Entries from a dataset
>> begin
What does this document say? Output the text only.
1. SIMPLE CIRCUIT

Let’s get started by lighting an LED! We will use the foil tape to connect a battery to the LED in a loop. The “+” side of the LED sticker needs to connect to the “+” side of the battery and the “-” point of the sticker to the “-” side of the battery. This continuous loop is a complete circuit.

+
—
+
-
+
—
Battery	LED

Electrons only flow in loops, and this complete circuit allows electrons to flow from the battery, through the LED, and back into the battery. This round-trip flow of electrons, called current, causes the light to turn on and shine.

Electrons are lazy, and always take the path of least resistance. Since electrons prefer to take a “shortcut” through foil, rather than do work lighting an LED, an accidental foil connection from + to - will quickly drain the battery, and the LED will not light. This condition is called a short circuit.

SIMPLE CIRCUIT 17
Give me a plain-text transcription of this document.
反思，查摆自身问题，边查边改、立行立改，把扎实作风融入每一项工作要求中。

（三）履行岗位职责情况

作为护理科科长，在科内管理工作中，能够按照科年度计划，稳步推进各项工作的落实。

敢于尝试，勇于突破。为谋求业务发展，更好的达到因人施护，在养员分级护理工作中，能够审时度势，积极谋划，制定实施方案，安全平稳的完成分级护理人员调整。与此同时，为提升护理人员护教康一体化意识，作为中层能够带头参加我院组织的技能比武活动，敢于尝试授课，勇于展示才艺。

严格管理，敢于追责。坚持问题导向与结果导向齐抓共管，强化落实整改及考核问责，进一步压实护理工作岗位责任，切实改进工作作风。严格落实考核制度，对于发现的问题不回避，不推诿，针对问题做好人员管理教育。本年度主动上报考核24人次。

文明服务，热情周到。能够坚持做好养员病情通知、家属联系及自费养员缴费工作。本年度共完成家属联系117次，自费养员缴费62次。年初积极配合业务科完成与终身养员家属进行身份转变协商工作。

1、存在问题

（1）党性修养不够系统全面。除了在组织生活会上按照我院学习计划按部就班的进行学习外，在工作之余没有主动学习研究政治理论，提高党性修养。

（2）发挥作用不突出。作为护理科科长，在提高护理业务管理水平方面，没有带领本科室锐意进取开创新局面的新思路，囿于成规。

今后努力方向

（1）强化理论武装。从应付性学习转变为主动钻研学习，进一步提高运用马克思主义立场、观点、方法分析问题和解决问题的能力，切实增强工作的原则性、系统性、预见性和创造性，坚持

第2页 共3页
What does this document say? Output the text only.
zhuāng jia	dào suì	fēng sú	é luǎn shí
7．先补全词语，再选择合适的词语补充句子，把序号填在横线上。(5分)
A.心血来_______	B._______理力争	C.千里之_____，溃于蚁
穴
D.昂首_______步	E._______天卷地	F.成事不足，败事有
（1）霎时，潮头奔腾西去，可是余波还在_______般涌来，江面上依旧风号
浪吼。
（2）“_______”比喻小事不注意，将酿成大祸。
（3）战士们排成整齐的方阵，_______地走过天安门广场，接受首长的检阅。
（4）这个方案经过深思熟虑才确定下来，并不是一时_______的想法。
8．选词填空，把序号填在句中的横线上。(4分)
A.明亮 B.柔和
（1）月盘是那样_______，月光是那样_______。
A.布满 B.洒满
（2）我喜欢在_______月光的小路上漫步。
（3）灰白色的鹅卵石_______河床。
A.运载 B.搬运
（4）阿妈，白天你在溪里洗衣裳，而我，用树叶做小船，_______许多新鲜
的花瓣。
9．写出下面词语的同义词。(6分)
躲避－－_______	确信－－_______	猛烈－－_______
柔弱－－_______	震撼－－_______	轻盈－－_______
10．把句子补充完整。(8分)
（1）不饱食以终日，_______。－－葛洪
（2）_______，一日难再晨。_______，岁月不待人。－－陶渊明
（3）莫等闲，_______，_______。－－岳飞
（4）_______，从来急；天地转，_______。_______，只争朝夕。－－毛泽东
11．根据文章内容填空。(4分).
>> end
Return every line of the material exactly.

— ANSWER —
What does this document say? Output the text only.
1. SIMPLE CIRCUIT

Let’s get started by lighting an LED! We will use the foil tape to connect a battery to the LED in a loop. The “+” side of the LED sticker needs to connect to the “+” side of the battery and the “-” point of the sticker to the “-” side of the battery. This continuous loop is a complete circuit.

+
—
+
-
+
—
Battery	LED

Electrons only flow in loops, and this complete circuit allows electrons to flow from the battery, through the LED, and back into the battery. This round-trip flow of electrons, called current, causes the light to turn on and shine.

Electrons are lazy, and always take the path of least resistance. Since electrons prefer to take a “shortcut” through foil, rather than do work lighting an LED, an accidental foil connection from + to - will quickly drain the battery, and the LED will not light. This condition is called a short circuit.

SIMPLE CIRCUIT 17
Give me a plain-text transcription of this document.
反思，查摆自身问题，边查边改、立行立改，把扎实作风融入每一项工作要求中。

（三）履行岗位职责情况

作为护理科科长，在科内管理工作中，能够按照科年度计划，稳步推进各项工作的落实。

敢于尝试，勇于突破。为谋求业务发展，更好的达到因人施护，在养员分级护理工作中，能够审时度势，积极谋划，制定实施方案，安全平稳的完成分级护理人员调整。与此同时，为提升护理人员护教康一体化意识，作为中层能够带头参加我院组织的技能比武活动，敢于尝试授课，勇于展示才艺。

严格管理，敢于追责。坚持问题导向与结果导向齐抓共管，强化落实整改及考核问责，进一步压实护理工作岗位责任，切实改进工作作风。严格落实考核制度，对于发现的问题不回避，不推诿，针对问题做好人员管理教育。本年度主动上报考核24人次。

文明服务，热情周到。能够坚持做好养员病情通知、家属联系及自费养员缴费工作。本年度共完成家属联系117次，自费养员缴费62次。年初积极配合业务科完成与终身养员家属进行身份转变协商工作。

1、存在问题

（1）党性修养不够系统全面。除了在组织生活会上按照我院学习计划按部就班的进行学习外，在工作之余没有主动学习研究政治理论，提高党性修养。

（2）发挥作用不突出。作为护理科科长，在提高护理业务管理水平方面，没有带领本科室锐意进取开创新局面的新思路，囿于成规。

今后努力方向

（1）强化理论武装。从应付性学习转变为主动钻研学习，进一步提高运用马克思主义立场、观点、方法分析问题和解决问题的能力，切实增强工作的原则性、系统性、预见性和创造性，坚持

第2页 共3页
What does this document say? Output the text only.
zhuāng jia	dào suì	fēng sú	é luǎn shí
7．先补全词语，再选择合适的词语补充句子，把序号填在横线上。(5分)
A.心血来_______	B._______理力争	C.千里之_____，溃于蚁
穴
D.昂首_______步	E._______天卷地	F.成事不足，败事有
（1）霎时，潮头奔腾西去，可是余波还在_______般涌来，江面上依旧风号
浪吼。
（2）“_______”比喻小事不注意，将酿成大祸。
（3）战士们排成整齐的方阵，_______地走过天安门广场，接受首长的检阅。
（4）这个方案经过深思熟虑才确定下来，并不是一时_______的想法。
8．选词填空，把序号填在句中的横线上。(4分)
A.明亮 B.柔和
（1）月盘是那样_______，月光是那样_______。
A.布满 B.洒满
（2）我喜欢在_______月光的小路上漫步。
（3）灰白色的鹅卵石_______河床。
A.运载 B.搬运
（4）阿妈，白天你在溪里洗衣裳，而我，用树叶做小船，_______许多新鲜
的花瓣。
9．写出下面词语的同义词。(6分)
躲避－－_______	确信－－_______	猛烈－－_______
柔弱－－_______	震撼－－_______	轻盈－－_______
10．把句子补充完整。(8分)
（1）不饱食以终日，_______。－－葛洪
（2）_______，一日难再晨。_______，岁月不待人。－－陶渊明
（3）莫等闲，_______，_______。－－岳飞
（4）_______，从来急；天地转，_______。_______，只争朝夕。－－毛泽东
11．根据文章内容填空。(4分).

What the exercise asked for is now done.